- _Exercise_
Write the material out again in full, word for word. Do not include the pictures.
───── Data rows
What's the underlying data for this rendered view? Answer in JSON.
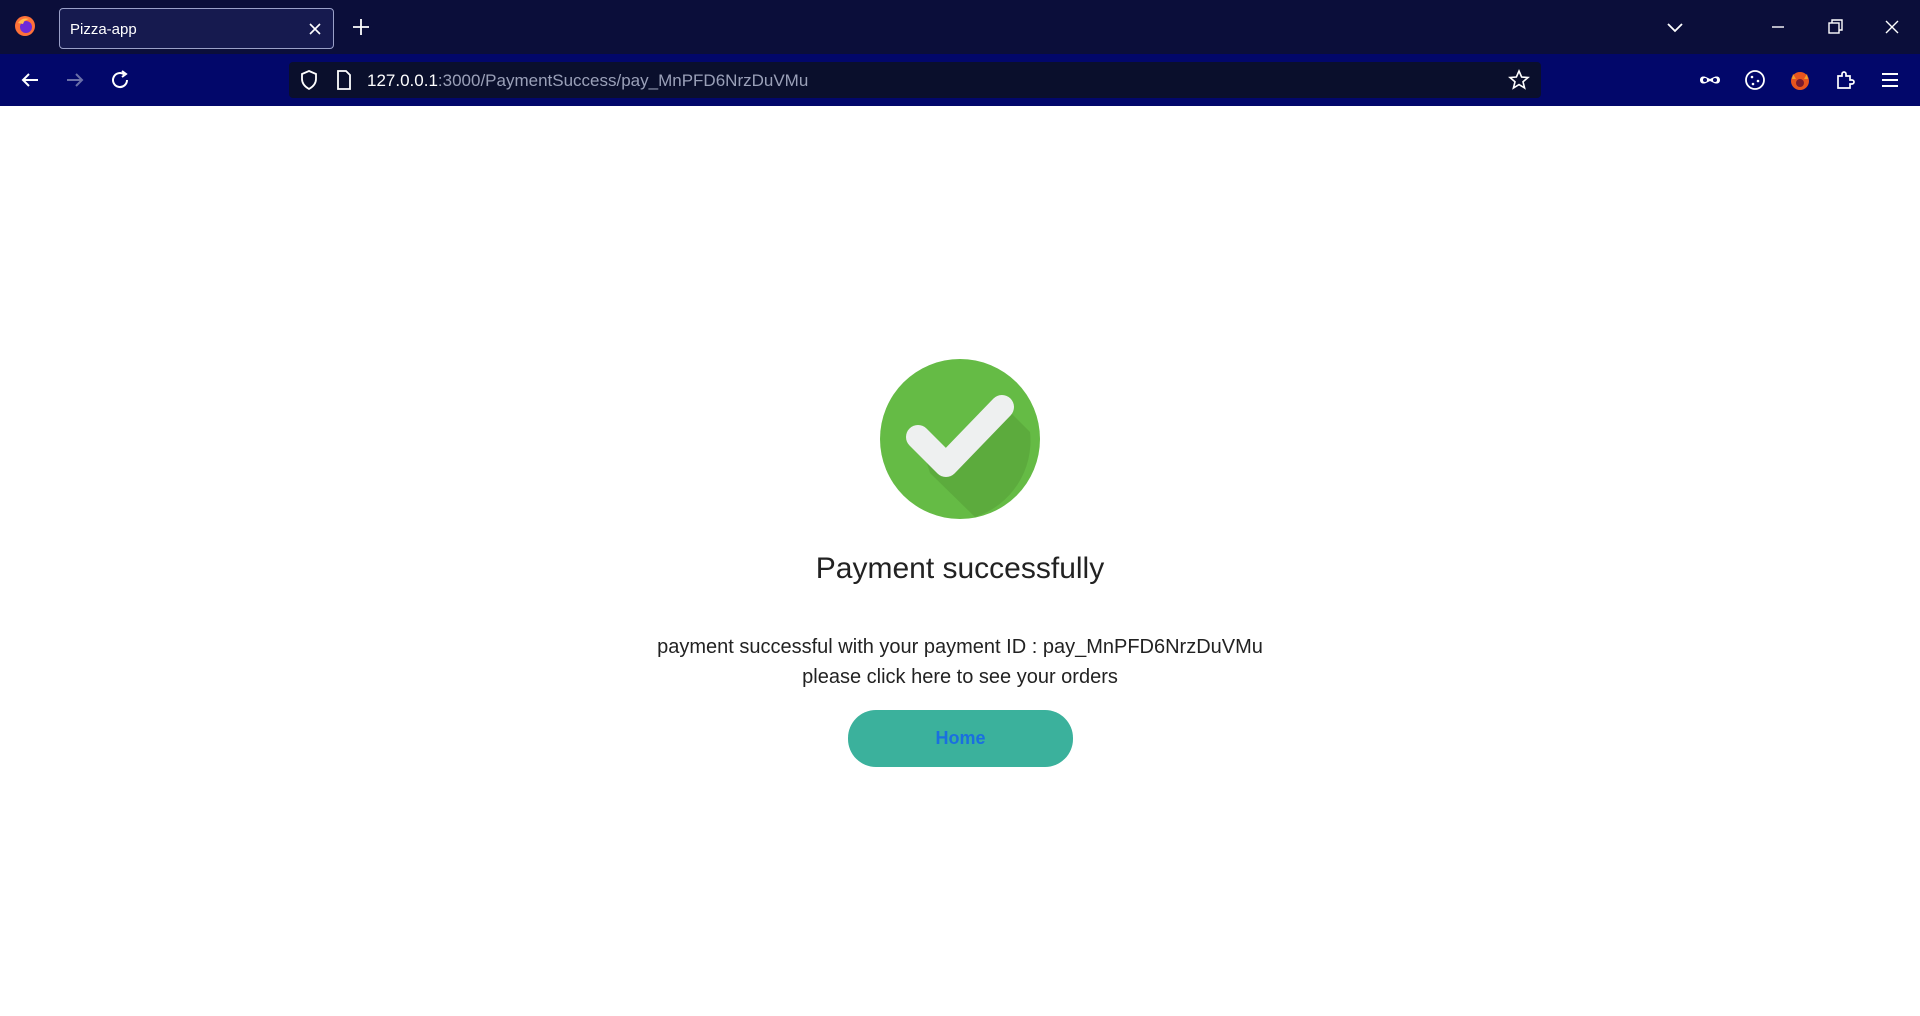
{
  "browser": {
    "tab_title": "Pizza-app",
    "url_host": "127.0.0.1",
    "url_rest": ":3000/PaymentSuccess/pay_MnPFD6NrzDuVMu",
    "icons": [
      "firefox-logo",
      "close-icon",
      "plus-icon",
      "chevron-down-icon",
      "minimize-icon",
      "restore-icon",
      "window-close-icon",
      "back-arrow-icon",
      "forward-arrow-icon",
      "reload-icon",
      "shield-icon",
      "page-icon",
      "star-icon",
      "mask-icon",
      "cookie-icon",
      "fox-extension-icon",
      "puzzle-icon",
      "hamburger-menu-icon"
    ]
  },
  "page": {
    "title": "Payment successfully",
    "message_line1": "payment successful with your payment ID : pay_MnPFD6NrzDuVMu",
    "message_line2": "please click here to see your orders",
    "home_button": "Home",
    "accent_colors": {
      "check_green": "#65bb45",
      "button_teal": "#3bb19c",
      "button_text": "#1a6fe0"
    }
  }
}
──────────
- _Finished task_
What's the underlying data for this rendered view? Answer in JSON.
{
  "browser": {
    "tab_title": "Pizza-app",
    "url_host": "127.0.0.1",
    "url_rest": ":3000/PaymentSuccess/pay_MnPFD6NrzDuVMu",
    "icons": [
      "firefox-logo",
      "close-icon",
      "plus-icon",
      "chevron-down-icon",
      "minimize-icon",
      "restore-icon",
      "window-close-icon",
      "back-arrow-icon",
      "forward-arrow-icon",
      "reload-icon",
      "shield-icon",
      "page-icon",
      "star-icon",
      "mask-icon",
      "cookie-icon",
      "fox-extension-icon",
      "puzzle-icon",
      "hamburger-menu-icon"
    ]
  },
  "page": {
    "title": "Payment successfully",
    "message_line1": "payment successful with your payment ID : pay_MnPFD6NrzDuVMu",
    "message_line2": "please click here to see your orders",
    "home_button": "Home",
    "accent_colors": {
      "check_green": "#65bb45",
      "button_teal": "#3bb19c",
      "button_text": "#1a6fe0"
    }
  }
}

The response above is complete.